Talk about choice-driven narratives and multiple endings.
Analyze literary elements like theme, conflict, and symbolism in popular games.
Use cozy games to explore aesthetic storytelling and atmosphere.
Bonus: Let students pitch their dream game in a creative writing mini-project.
📺 Reality TV & Streaming Drama as Literature Lessons
Why it works: It’s character-driven, emotionally messy, and full of tropes—perfect for English class.
How to use it:
Teach satire, unreliable narrators, or archetypes.
Rewrite scenes as monologues or alternate POVs.
Discuss editing choices and audience perception.
Bonus: Admit you’ve been watching Love Is Blind as a narrative case study all along.
📚 BookTok & Fandom Culture in the Classroom
Why it works: Students are reading—just not always what’s on the syllabus.
How to use it:
Offer independent reading choices from BookTok favorites. OR teach a BookTok fave. I have a full Red Rising Unit for high school English that is a slam dunk with teens.
Have students students create BookTok style reviews for books they’ve read.
Pair a popular YA book with a canon text and compare themes.
Make your classroom really vibey with either a dark academia or light academia theme.
Build in creative responses like fan fiction projects or character social media accounts.
Bonus: Grab my free fan fiction creative writing prompts—you’ll be surprised how much literary analysis shows up when students get to build their own story worlds.
Related Posts: The Dystopian Novel Your Students Will Actually Finish: Why I Teach Red Rising and From Rebellion to Relevance: Using Red Rising to Spark Real-World Conversations
Boost Student Engagement by Bringing Joy into the Classroom
Teaching takes a lot out of you—your time, your energy, your brain, your snacks. So if there’s something that brings you joy, why not let it into the classroom?

Listed entries:
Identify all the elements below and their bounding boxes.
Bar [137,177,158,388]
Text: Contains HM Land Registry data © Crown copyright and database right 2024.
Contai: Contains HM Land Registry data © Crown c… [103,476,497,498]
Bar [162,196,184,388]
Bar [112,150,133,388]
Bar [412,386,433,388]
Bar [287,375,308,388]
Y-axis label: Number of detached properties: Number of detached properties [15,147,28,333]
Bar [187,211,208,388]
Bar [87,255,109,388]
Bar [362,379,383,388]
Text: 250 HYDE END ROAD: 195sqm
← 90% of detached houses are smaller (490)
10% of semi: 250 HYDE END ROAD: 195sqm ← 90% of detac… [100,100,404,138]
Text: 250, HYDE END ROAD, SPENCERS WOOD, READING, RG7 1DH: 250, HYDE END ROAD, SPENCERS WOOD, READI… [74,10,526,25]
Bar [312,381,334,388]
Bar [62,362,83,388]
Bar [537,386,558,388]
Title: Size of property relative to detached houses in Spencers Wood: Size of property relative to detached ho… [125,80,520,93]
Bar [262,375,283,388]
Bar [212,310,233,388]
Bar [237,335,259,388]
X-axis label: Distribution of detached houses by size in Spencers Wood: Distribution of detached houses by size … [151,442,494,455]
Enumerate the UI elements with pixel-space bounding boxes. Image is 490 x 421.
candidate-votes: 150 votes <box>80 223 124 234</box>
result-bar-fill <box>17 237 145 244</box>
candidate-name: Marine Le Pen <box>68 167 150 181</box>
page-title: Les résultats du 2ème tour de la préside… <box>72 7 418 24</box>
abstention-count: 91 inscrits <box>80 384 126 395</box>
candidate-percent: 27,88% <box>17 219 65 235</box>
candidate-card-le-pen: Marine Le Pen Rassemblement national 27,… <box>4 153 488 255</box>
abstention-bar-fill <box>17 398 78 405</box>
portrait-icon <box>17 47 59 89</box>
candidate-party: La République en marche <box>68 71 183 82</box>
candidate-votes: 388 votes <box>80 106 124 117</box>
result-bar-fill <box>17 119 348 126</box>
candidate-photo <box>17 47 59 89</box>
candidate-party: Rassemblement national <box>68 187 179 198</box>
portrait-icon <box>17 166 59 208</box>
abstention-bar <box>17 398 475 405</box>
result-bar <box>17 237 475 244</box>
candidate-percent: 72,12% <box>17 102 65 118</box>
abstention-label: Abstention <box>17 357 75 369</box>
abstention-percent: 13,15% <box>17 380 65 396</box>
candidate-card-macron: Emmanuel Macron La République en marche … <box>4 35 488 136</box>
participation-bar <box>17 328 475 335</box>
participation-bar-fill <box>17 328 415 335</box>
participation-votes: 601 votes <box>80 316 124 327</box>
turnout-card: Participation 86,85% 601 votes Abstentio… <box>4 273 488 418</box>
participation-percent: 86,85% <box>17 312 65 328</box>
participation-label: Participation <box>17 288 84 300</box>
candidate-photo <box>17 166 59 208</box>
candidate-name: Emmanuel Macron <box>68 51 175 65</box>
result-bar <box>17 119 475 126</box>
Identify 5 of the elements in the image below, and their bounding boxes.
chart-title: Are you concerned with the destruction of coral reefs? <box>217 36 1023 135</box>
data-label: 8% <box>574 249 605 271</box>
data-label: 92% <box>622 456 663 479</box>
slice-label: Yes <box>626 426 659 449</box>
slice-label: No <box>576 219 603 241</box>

Parts of the exercise:
[a] Can you return, word for word, the stretch of the post on pop culture in English class from "Analyze literary elements" through "study all along."?
[b] How would you condense the paragraph in the post on pop culture in English class that begins "Offer independent reading choices" into a short bulleted list that keeps its main facts?
[c] Could you continue the post on pop culture in English class, starting right after its final sentence?
The records were taken from a separate source.

Responses to the tasks:
[a]
Analyze literary elements like theme, conflict, and symbolism in popular games.
Use cozy games to explore aesthetic storytelling and atmosphere.
Bonus: Let students pitch their dream game in a creative writing mini-project.
📺 Reality TV & Streaming Drama as Literature Lessons
Why it works: It’s character-driven, emotionally messy, and full of tropes—perfect for English class.
How to use it:
Teach satire, unreliable narrators, or archetypes.
Rewrite scenes as monologues or alternate POVs.
Discuss editing choices and audience perception.
Bonus: Admit you’ve been watching Love Is Blind as a narrative case study all along.

[b]
- Offer BookTok favorites as independent reading choices, or teach one of them.
- The author has a full Red Rising unit for high school English that goes over very well with teens.

[c]
When you teach in a way that feels like you, it is 100% easier to show up every day. This doesn’t mean you have to turn every unit into a deep-dive on your latest hyperfixation (sometimes mock testing can feel like a break… I know—take the wins where you can!). But you’re allowed to let your interests shape the tone and rhythm of your class.
Students can tell when teachers care about what they’re teaching, and that authenticity is one of the most powerful classroom management tools in high school English.
Start small:
Reference something you love during a writing example.
Design a warm up exercise using a trending audio.
Stock your classroom library with YA books you’d actually read.
Sprinkle in creative projects (download my free Creative Project Menu to get started).
FAQ: Teaching with Personality in High School English
Is it professional to bring my personal interests into the classroom?
Yes! Modeling passion and curiosity actually increases rigor and engagement. Students learn that literature connects to the real world.
What if students don’t share my interests?
Not every student will connect with F1, gaming, or BookTok—but they’ll see authenticity modeled and eventually respond to it.
What are quick, low-prep ways to connect pop culture to English class?
Use music lyrics for poetic devices, compare reality TV to narrative structure, or invite students to create playlists or fan fiction tied to your current text.
Where can I find ready-to-use resources?
Check out my Poetry Unbound Mini Unit, my Red Rising Unit, and my Dark Academia Literary Elements Posters—all designed to help you bring creativity and personality into your classroom without adding to your workload.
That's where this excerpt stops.